> _Supplied material_:
= = = = =
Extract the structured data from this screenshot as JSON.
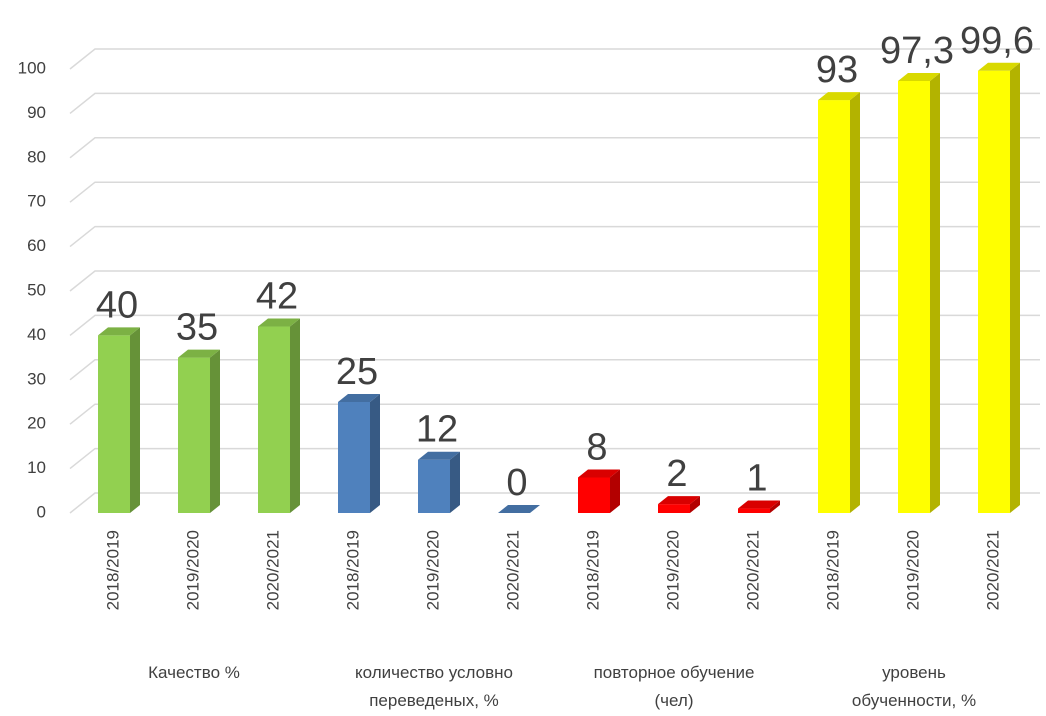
{
  "chart_data": {
    "type": "bar3d",
    "categories": [
      "2018/2019",
      "2019/2020",
      "2020/2021",
      "2018/2019",
      "2019/2020",
      "2020/2021",
      "2018/2019",
      "2019/2020",
      "2020/2021",
      "2018/2019",
      "2019/2020",
      "2020/2021"
    ],
    "groups": [
      [
        "Качество %"
      ],
      [
        "количество условно",
        "переведеных, %"
      ],
      [
        "повторное обучение",
        "(чел)"
      ],
      [
        "уровень",
        "обученности, %"
      ]
    ],
    "values": [
      40,
      35,
      42,
      25,
      12,
      0,
      8,
      2,
      1,
      93,
      97.3,
      99.6
    ],
    "value_labels": [
      "40",
      "35",
      "42",
      "25",
      "12",
      "0",
      "8",
      "2",
      "1",
      "93",
      "97,3",
      "99,6"
    ],
    "colors": [
      "#92d050",
      "#92d050",
      "#92d050",
      "#4f81bd",
      "#4f81bd",
      "#4f81bd",
      "#ff0000",
      "#ff0000",
      "#ff0000",
      "#ffff00",
      "#ffff00",
      "#ffff00"
    ],
    "ylim": [
      0,
      100
    ],
    "yticks": [
      0,
      10,
      20,
      30,
      40,
      50,
      60,
      70,
      80,
      90,
      100
    ],
    "grid": true
  }
}
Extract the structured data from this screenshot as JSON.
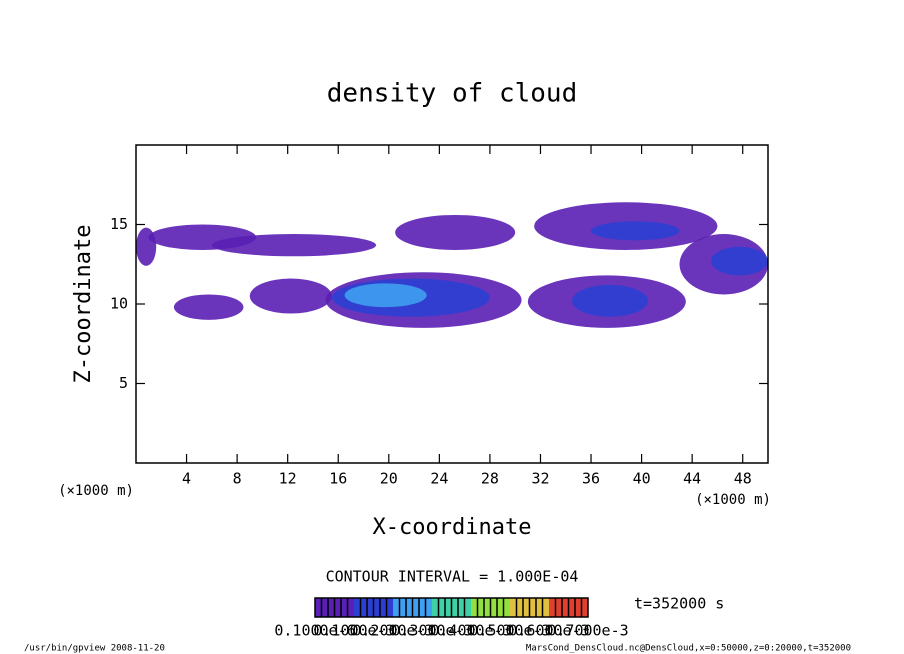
= = = = =
> _Task brief_: Leave the pictures out and output the rest of the listing exactly.

> _Answer to the task_:
Extract the structured data from this screenshot as JSON.
{
  "chart_data": {
    "type": "bar3d",
    "categories": [
      "2018/2019",
      "2019/2020",
      "2020/2021",
      "2018/2019",
      "2019/2020",
      "2020/2021",
      "2018/2019",
      "2019/2020",
      "2020/2021",
      "2018/2019",
      "2019/2020",
      "2020/2021"
    ],
    "groups": [
      [
        "Качество %"
      ],
      [
        "количество условно",
        "переведеных, %"
      ],
      [
        "повторное обучение",
        "(чел)"
      ],
      [
        "уровень",
        "обученности, %"
      ]
    ],
    "values": [
      40,
      35,
      42,
      25,
      12,
      0,
      8,
      2,
      1,
      93,
      97.3,
      99.6
    ],
    "value_labels": [
      "40",
      "35",
      "42",
      "25",
      "12",
      "0",
      "8",
      "2",
      "1",
      "93",
      "97,3",
      "99,6"
    ],
    "colors": [
      "#92d050",
      "#92d050",
      "#92d050",
      "#4f81bd",
      "#4f81bd",
      "#4f81bd",
      "#ff0000",
      "#ff0000",
      "#ff0000",
      "#ffff00",
      "#ffff00",
      "#ffff00"
    ],
    "ylim": [
      0,
      100
    ],
    "yticks": [
      0,
      10,
      20,
      30,
      40,
      50,
      60,
      70,
      80,
      90,
      100
    ],
    "grid": true
  }
}
Extract the structured data from this screenshot as JSON.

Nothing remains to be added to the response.